Consignes de travail
Dupliquez sans modification les lignes comprises entre celle qui contient « arrow-icon bbox=[396, 525, 546, 625] » et celle qui contient « figure-caption-row: Gyakorisági eloszlás », bornes incluses. Ne reproduisez que ces lignes.

Lignes de données
==*==

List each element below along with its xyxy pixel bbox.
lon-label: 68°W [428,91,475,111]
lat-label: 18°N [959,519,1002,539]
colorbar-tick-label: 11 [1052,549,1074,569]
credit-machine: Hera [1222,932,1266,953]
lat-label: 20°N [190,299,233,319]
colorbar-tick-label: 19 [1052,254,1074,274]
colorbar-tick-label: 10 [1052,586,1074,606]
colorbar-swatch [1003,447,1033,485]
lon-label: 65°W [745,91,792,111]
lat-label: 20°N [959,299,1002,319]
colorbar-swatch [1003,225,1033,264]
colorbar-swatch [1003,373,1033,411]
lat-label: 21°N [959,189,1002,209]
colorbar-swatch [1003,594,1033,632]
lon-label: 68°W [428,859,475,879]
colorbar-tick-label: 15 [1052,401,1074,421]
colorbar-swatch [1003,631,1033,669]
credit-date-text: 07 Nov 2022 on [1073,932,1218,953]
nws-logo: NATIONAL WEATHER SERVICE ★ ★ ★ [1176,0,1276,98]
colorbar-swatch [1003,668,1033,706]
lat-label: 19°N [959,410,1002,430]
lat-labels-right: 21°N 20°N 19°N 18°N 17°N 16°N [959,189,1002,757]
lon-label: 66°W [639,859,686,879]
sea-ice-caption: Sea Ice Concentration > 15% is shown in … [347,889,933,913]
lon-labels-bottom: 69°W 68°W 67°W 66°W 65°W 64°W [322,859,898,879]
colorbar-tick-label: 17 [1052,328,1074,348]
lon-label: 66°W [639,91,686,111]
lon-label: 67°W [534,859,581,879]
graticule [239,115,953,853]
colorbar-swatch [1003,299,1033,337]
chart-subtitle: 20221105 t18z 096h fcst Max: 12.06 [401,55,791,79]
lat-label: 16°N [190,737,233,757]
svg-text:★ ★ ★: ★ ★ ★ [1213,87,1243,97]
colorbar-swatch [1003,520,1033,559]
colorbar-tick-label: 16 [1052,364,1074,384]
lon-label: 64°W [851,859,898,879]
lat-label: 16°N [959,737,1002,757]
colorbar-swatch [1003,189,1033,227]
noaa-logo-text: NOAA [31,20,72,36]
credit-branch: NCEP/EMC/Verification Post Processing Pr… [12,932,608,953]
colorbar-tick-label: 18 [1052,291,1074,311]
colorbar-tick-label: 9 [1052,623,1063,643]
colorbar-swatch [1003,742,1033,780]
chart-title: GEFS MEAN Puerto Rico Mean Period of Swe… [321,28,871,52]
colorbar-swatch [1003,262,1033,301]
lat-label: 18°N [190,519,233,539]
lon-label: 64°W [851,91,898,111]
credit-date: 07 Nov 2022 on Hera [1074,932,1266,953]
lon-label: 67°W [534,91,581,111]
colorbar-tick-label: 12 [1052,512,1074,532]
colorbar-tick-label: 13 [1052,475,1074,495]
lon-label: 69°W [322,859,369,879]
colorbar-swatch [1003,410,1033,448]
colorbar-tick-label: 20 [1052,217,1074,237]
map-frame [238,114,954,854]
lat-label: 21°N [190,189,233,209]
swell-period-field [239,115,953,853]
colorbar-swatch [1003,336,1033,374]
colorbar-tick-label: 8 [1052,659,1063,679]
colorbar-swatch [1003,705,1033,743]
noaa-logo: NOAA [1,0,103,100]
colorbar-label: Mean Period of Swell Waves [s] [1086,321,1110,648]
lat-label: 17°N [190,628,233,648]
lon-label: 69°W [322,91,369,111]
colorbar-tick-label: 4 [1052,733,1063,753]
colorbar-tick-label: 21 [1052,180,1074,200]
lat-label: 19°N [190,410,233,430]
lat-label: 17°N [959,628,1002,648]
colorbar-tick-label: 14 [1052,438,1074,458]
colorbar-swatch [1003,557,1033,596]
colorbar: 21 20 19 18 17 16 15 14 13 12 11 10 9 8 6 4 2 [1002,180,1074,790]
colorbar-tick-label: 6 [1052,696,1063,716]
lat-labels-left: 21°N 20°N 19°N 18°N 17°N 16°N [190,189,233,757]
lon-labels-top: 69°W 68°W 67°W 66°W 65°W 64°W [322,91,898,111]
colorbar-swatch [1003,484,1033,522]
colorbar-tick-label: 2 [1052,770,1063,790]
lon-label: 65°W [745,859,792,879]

==*==

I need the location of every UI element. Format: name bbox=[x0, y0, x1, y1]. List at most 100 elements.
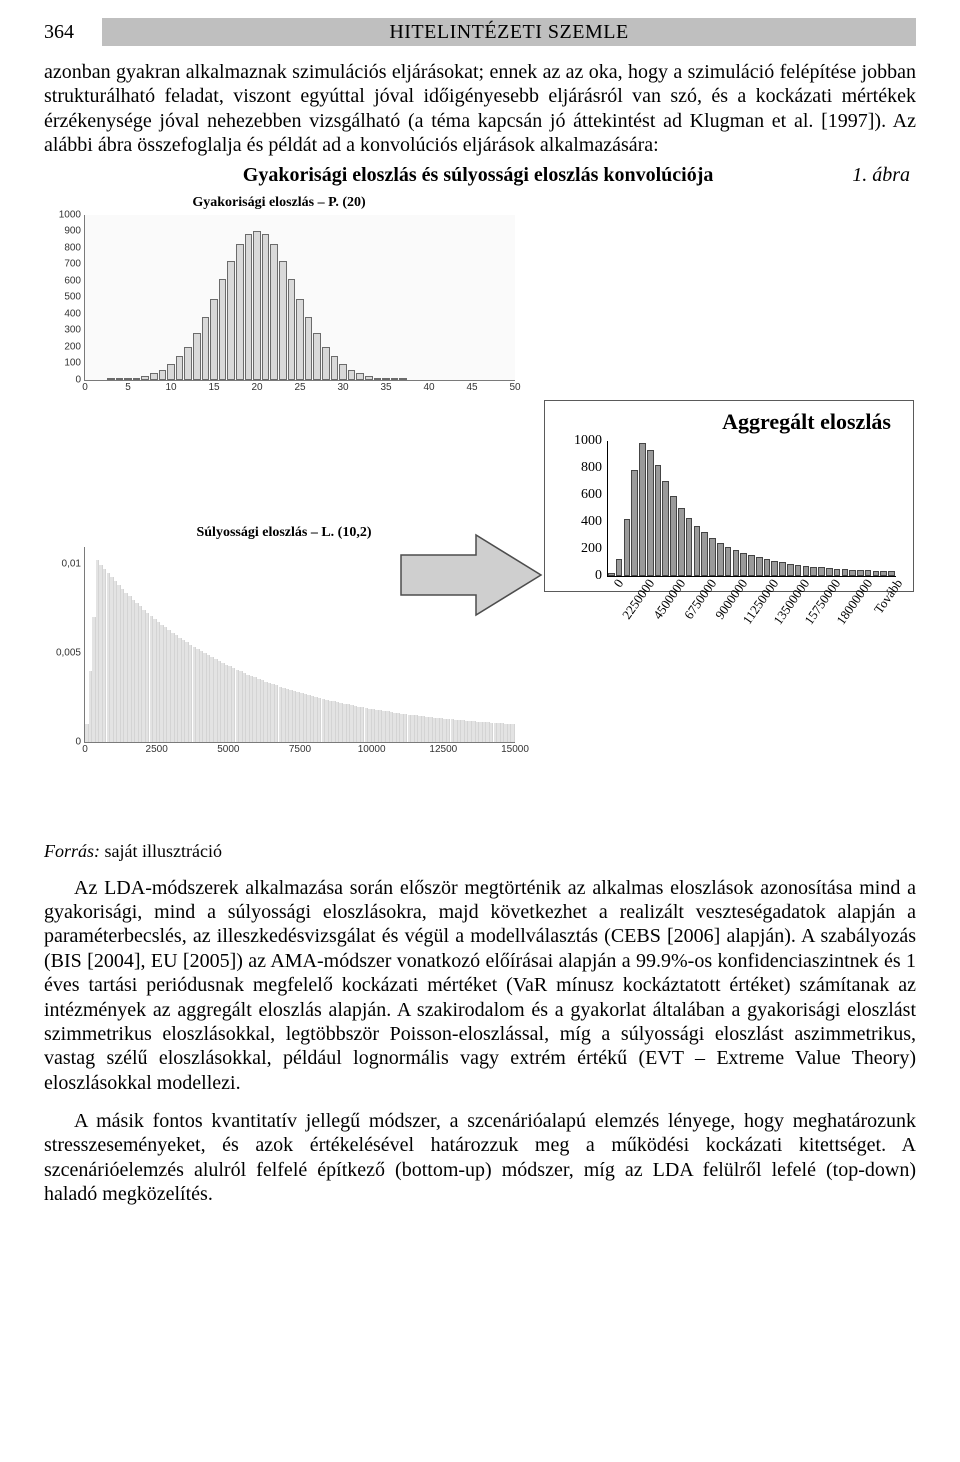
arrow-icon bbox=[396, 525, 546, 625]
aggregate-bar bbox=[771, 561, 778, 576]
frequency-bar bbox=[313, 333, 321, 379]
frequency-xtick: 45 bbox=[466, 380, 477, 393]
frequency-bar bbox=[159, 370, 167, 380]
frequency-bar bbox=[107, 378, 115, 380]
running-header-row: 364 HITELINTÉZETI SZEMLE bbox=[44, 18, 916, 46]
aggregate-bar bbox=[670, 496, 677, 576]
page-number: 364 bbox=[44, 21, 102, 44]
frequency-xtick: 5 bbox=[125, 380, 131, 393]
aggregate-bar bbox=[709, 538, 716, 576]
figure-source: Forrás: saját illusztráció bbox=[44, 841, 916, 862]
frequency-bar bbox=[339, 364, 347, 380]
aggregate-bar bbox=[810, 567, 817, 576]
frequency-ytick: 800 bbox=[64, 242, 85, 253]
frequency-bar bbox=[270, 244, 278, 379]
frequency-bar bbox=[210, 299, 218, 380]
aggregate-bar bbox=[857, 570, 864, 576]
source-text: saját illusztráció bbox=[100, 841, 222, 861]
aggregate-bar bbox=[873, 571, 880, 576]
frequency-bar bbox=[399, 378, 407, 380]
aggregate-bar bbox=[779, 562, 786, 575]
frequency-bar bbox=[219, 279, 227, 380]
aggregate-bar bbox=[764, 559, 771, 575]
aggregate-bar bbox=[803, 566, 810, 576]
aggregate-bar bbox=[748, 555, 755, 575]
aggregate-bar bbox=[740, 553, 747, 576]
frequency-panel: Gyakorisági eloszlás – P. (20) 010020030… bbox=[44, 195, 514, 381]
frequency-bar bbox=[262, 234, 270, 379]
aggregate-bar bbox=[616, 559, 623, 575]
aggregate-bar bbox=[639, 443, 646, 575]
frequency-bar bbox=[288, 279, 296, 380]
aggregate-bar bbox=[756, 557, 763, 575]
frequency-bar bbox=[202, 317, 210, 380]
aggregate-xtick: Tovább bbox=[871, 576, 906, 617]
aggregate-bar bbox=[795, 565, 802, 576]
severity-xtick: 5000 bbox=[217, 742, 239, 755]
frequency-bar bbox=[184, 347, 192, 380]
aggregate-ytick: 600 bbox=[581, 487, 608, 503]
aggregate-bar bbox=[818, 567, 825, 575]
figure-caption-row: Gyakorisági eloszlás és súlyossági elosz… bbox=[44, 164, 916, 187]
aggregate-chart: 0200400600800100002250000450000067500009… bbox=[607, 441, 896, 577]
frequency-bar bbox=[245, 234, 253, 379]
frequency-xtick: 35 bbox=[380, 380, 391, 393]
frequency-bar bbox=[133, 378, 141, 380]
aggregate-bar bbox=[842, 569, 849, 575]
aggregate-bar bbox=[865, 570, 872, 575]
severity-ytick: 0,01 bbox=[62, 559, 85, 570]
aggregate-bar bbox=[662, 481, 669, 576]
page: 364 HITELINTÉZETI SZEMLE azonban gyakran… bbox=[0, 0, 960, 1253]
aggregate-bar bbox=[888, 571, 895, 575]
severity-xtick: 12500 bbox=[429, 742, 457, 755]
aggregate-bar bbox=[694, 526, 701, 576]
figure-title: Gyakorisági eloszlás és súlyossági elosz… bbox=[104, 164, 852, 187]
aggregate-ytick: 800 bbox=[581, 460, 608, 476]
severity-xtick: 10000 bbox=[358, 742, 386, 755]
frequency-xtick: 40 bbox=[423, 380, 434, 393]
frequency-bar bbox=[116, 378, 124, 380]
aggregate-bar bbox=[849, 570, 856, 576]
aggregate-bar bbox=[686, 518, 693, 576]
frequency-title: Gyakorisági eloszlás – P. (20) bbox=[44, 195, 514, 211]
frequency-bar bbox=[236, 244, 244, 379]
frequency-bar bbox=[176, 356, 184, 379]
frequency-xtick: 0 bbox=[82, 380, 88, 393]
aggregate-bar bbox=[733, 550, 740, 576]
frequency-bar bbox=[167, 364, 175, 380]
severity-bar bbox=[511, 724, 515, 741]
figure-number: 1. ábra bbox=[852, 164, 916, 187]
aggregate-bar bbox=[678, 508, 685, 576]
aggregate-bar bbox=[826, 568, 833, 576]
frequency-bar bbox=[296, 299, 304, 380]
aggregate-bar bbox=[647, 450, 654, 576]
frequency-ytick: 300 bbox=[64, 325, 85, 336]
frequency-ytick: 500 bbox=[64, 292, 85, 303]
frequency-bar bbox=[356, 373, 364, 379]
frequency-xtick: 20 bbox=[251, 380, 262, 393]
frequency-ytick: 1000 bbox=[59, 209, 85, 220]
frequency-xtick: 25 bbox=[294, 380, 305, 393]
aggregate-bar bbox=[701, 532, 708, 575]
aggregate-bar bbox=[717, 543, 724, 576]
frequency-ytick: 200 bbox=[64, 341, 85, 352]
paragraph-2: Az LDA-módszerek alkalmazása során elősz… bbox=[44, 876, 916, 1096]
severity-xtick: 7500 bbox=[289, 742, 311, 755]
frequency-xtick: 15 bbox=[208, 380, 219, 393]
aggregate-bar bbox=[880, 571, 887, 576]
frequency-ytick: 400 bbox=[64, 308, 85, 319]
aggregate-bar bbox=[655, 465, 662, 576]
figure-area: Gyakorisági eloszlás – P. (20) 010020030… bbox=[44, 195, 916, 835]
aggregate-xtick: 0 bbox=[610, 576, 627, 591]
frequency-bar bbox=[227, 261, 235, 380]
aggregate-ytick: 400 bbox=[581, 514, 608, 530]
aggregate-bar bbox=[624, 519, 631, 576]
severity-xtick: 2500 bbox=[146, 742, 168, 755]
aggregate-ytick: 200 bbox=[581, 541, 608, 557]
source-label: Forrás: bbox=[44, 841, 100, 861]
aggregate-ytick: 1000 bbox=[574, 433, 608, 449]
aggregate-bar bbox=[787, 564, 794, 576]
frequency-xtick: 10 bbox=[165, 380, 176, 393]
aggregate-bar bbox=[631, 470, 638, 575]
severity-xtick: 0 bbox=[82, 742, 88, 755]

==*==

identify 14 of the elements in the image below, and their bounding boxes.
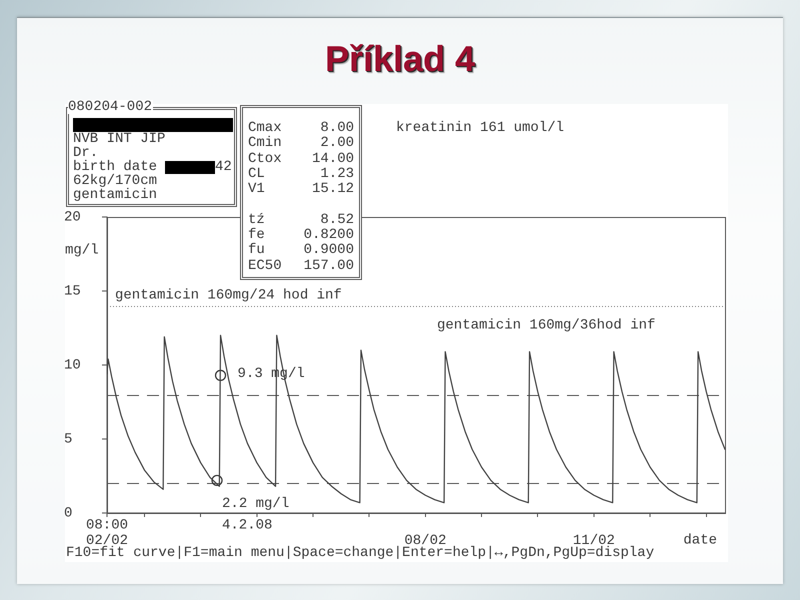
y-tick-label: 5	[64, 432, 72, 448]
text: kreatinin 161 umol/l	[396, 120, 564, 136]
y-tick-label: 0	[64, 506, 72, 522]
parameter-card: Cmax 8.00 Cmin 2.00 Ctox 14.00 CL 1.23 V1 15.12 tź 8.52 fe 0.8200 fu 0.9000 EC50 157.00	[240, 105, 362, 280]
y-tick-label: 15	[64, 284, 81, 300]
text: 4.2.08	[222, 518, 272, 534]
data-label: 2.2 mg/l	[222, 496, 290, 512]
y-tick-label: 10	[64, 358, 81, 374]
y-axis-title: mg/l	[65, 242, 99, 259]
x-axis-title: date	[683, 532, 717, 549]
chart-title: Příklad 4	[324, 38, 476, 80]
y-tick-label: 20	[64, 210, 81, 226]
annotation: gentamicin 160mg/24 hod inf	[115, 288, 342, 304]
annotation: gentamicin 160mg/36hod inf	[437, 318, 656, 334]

==*==

Solution proposée
arrow-icon bbox=[396, 525, 546, 625]
aggregate-bar bbox=[771, 561, 778, 576]
frequency-bar bbox=[313, 333, 321, 379]
frequency-xtick: 45 bbox=[466, 380, 477, 393]
frequency-bar bbox=[159, 370, 167, 380]
frequency-bar bbox=[107, 378, 115, 380]
running-header-row: 364 HITELINTÉZETI SZEMLE bbox=[44, 18, 916, 46]
aggregate-bar bbox=[670, 496, 677, 576]
page-number: 364 bbox=[44, 21, 102, 44]
frequency-xtick: 5 bbox=[125, 380, 131, 393]
aggregate-bar bbox=[709, 538, 716, 576]
figure-source: Forrás: saját illusztráció bbox=[44, 841, 916, 862]
frequency-bar bbox=[339, 364, 347, 380]
aggregate-bar bbox=[810, 567, 817, 576]
frequency-ytick: 800 bbox=[64, 242, 85, 253]
frequency-bar bbox=[270, 244, 278, 379]
frequency-bar bbox=[210, 299, 218, 380]
aggregate-bar bbox=[857, 570, 864, 576]
source-text: saját illusztráció bbox=[100, 841, 222, 861]
aggregate-bar bbox=[873, 571, 880, 576]
frequency-bar bbox=[399, 378, 407, 380]
aggregate-bar bbox=[779, 562, 786, 575]
frequency-bar bbox=[219, 279, 227, 380]
aggregate-bar bbox=[764, 559, 771, 575]
aggregate-bar bbox=[803, 566, 810, 576]
aggregate-bar bbox=[748, 555, 755, 575]
aggregate-bar bbox=[740, 553, 747, 576]
frequency-panel: Gyakorisági eloszlás – P. (20) 010020030… bbox=[44, 195, 514, 381]
frequency-bar bbox=[262, 234, 270, 379]
aggregate-bar bbox=[616, 559, 623, 575]
aggregate-bar bbox=[639, 443, 646, 575]
frequency-bar bbox=[288, 279, 296, 380]
aggregate-bar bbox=[756, 557, 763, 575]
frequency-bar bbox=[202, 317, 210, 380]
aggregate-xtick: Tovább bbox=[871, 576, 906, 617]
aggregate-bar bbox=[795, 565, 802, 576]
severity-xtick: 5000 bbox=[217, 742, 239, 755]
frequency-bar bbox=[184, 347, 192, 380]
aggregate-ytick: 600 bbox=[581, 487, 608, 503]
aggregate-bar bbox=[818, 567, 825, 575]
figure-caption-row: Gyakorisági eloszlás és súlyossági elosz… bbox=[44, 164, 916, 187]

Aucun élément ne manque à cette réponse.